## WHAT IS REQUIRED
Lift out all lines below that contain "copyright".

## STORED ROWS
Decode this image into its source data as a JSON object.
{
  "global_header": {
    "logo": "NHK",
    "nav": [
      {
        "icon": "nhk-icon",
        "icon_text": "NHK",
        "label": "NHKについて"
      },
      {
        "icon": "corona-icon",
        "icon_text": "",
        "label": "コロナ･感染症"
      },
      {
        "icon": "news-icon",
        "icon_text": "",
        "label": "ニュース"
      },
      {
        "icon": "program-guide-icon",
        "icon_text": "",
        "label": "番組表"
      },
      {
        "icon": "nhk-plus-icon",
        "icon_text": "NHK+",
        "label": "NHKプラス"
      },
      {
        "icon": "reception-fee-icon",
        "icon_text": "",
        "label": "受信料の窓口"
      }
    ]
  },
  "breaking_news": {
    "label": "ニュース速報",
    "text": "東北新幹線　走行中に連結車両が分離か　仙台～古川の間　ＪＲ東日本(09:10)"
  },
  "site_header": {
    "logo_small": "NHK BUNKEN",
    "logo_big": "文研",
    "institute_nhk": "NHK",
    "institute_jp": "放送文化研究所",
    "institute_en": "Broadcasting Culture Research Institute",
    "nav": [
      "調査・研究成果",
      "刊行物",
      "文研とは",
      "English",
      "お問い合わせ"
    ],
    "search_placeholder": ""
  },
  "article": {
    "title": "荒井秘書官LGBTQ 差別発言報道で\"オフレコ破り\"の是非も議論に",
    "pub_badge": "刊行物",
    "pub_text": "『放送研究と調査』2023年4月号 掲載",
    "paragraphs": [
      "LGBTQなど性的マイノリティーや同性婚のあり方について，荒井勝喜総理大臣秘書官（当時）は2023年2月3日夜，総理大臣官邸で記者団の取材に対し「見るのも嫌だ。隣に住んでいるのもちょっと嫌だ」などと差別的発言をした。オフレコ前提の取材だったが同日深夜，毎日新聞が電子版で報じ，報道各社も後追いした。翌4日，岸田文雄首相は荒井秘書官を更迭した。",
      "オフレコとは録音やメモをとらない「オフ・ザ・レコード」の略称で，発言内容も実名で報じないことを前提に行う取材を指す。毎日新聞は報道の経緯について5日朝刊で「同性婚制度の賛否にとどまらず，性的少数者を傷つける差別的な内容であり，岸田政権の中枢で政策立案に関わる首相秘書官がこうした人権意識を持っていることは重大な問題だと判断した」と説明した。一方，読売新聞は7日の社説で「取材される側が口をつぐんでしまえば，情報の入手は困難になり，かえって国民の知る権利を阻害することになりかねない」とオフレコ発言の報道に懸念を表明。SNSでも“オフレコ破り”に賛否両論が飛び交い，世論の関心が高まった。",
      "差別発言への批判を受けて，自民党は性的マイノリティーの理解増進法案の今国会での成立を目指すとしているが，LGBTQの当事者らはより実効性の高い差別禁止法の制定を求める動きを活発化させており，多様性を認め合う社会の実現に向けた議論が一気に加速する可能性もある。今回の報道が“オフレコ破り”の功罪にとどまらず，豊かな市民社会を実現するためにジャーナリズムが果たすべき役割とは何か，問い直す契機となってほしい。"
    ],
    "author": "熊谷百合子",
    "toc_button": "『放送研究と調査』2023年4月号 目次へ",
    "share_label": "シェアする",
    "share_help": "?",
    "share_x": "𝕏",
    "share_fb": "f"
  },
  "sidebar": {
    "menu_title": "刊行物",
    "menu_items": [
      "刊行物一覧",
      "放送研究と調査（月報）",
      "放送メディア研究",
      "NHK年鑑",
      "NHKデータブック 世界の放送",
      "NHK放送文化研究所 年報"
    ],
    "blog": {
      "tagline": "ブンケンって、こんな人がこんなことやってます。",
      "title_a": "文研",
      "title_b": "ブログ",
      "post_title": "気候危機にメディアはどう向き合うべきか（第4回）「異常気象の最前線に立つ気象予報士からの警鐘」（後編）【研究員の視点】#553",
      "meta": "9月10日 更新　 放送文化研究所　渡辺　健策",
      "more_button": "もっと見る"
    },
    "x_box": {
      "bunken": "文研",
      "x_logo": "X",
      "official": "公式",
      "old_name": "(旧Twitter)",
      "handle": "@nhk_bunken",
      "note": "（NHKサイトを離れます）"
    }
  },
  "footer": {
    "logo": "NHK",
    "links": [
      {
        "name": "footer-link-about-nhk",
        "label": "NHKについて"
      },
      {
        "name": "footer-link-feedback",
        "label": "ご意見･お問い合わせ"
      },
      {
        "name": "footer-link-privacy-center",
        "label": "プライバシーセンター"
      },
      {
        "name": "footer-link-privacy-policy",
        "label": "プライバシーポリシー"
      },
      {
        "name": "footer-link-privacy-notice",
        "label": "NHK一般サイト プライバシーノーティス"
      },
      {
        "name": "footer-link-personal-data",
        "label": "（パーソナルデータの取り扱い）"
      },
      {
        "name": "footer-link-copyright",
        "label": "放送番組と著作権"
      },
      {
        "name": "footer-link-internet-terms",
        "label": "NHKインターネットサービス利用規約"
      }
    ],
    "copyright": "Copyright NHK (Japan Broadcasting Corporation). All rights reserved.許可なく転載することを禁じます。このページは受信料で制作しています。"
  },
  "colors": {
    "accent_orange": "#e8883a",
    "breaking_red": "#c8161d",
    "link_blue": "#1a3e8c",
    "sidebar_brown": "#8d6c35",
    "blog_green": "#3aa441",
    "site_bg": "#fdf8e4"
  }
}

## RESPONSE
        "name": "footer-link-copyright",
    "copyright": "Copyright NHK (Japan Broadcasting Corporation). All rights reserved.許可なく転載することを禁じます。このページは受信料で制作しています。"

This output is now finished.